What the task requires:
Copy each line that has the string "Tracktor" somewhere in it.
>> begin Record set
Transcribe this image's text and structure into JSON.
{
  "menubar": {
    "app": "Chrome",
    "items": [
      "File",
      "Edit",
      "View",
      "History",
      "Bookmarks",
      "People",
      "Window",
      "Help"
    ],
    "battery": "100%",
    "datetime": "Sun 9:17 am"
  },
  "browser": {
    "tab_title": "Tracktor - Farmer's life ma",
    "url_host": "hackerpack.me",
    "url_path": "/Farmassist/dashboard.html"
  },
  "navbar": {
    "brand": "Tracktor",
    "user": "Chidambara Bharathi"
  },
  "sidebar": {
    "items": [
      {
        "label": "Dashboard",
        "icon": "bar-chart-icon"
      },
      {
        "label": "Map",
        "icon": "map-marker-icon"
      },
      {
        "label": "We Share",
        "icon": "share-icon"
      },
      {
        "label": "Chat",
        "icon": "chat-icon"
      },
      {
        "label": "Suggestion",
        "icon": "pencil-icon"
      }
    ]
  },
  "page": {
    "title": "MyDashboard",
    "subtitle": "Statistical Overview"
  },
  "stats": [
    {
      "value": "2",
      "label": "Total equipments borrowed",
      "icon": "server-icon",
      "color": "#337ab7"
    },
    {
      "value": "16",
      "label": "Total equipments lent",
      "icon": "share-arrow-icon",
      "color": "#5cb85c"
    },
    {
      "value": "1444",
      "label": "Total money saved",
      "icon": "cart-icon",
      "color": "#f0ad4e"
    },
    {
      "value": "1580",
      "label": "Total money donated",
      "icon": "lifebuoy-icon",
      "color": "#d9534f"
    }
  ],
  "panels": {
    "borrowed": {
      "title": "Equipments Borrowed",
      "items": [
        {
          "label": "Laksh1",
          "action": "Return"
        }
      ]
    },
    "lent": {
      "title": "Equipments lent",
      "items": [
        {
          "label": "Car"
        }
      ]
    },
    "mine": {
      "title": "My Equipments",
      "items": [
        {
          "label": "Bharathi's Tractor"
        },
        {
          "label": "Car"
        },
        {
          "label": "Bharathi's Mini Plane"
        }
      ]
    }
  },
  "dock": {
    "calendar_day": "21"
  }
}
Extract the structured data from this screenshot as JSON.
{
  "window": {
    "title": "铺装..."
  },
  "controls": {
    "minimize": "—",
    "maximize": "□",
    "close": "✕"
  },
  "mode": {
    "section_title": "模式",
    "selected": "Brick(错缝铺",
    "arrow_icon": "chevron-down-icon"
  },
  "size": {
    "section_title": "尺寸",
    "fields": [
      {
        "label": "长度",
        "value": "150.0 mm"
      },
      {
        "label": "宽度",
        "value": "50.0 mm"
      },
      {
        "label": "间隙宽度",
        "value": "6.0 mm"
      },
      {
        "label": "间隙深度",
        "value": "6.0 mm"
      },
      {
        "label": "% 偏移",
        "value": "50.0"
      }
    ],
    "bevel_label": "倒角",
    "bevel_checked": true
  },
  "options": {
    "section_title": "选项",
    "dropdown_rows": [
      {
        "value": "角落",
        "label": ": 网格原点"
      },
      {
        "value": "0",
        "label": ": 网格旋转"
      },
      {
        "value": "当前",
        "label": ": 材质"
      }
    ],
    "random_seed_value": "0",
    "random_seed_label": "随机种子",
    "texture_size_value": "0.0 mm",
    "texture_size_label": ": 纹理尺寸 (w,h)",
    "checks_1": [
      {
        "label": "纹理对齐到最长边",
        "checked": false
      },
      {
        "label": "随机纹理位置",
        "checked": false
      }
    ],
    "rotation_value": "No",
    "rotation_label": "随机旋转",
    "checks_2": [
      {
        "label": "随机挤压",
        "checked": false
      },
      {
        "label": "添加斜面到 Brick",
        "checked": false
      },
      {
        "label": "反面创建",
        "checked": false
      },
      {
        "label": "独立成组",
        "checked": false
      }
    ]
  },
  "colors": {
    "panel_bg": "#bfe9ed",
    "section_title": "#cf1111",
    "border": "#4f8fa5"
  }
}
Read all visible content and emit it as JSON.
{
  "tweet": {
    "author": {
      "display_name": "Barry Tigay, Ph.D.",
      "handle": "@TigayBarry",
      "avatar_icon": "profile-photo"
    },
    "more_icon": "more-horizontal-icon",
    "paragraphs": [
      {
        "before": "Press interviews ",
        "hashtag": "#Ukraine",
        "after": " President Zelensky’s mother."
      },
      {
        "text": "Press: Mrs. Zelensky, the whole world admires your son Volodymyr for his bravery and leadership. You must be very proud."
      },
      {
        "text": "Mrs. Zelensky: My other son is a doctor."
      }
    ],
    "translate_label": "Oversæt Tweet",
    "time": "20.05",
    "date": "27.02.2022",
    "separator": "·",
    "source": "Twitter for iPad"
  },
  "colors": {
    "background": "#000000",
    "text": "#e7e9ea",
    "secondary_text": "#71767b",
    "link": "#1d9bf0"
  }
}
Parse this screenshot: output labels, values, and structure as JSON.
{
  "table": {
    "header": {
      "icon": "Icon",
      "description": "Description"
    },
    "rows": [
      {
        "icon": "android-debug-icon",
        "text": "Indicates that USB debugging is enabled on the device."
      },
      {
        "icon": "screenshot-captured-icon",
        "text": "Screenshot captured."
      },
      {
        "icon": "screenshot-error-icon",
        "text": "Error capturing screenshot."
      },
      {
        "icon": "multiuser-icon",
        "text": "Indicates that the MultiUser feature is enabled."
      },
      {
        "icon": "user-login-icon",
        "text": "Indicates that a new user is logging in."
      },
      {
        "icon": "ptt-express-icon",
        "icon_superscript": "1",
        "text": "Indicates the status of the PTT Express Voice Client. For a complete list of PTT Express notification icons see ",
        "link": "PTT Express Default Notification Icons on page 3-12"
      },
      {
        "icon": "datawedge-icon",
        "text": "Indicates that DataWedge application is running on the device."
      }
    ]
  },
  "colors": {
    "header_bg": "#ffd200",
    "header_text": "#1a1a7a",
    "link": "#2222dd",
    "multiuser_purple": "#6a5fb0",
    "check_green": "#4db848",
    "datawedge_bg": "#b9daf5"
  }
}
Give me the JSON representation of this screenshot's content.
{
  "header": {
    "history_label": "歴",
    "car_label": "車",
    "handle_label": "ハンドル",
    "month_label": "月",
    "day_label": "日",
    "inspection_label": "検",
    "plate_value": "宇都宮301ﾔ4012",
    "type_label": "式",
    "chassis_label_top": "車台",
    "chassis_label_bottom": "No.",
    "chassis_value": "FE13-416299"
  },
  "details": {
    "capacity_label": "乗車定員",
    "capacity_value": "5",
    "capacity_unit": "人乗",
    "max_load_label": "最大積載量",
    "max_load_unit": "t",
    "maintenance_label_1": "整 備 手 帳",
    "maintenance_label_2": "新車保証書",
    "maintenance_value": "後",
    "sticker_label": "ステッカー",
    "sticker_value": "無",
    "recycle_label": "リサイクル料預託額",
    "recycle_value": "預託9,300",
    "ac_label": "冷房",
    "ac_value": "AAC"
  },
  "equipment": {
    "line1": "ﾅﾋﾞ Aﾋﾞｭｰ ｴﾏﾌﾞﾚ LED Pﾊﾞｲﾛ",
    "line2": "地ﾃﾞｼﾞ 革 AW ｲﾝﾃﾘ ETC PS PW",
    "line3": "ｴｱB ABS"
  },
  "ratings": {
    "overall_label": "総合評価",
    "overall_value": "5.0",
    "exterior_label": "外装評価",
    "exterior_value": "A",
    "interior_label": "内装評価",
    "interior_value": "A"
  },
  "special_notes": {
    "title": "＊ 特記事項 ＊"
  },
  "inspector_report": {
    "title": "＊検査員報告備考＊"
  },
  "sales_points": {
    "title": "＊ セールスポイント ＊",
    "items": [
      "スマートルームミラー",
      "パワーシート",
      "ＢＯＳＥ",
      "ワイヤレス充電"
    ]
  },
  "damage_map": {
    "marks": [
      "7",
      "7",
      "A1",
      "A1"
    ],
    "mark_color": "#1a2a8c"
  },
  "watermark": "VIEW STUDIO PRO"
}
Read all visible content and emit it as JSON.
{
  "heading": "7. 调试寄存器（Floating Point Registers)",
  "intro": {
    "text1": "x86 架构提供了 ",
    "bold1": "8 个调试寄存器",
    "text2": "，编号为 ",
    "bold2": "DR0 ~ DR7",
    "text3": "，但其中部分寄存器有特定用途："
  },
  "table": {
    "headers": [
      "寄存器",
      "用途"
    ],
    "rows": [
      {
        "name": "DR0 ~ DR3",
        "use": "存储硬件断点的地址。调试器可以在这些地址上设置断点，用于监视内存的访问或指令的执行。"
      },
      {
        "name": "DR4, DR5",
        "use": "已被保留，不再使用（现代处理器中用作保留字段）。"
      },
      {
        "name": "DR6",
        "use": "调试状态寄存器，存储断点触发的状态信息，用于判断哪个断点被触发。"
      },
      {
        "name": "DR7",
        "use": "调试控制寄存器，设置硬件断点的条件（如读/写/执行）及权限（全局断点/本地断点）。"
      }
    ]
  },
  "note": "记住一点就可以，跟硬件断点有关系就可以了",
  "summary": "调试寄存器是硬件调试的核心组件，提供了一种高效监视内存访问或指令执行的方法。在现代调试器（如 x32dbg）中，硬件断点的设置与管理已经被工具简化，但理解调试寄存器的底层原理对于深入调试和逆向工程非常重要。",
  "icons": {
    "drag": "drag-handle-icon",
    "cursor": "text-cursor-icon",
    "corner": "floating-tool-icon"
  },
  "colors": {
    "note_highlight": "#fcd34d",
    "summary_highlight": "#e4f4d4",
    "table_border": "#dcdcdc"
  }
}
>> end Record set
Exercise output:
    "tab_title": "Tracktor - Farmer's life ma",
    "brand": "Tracktor",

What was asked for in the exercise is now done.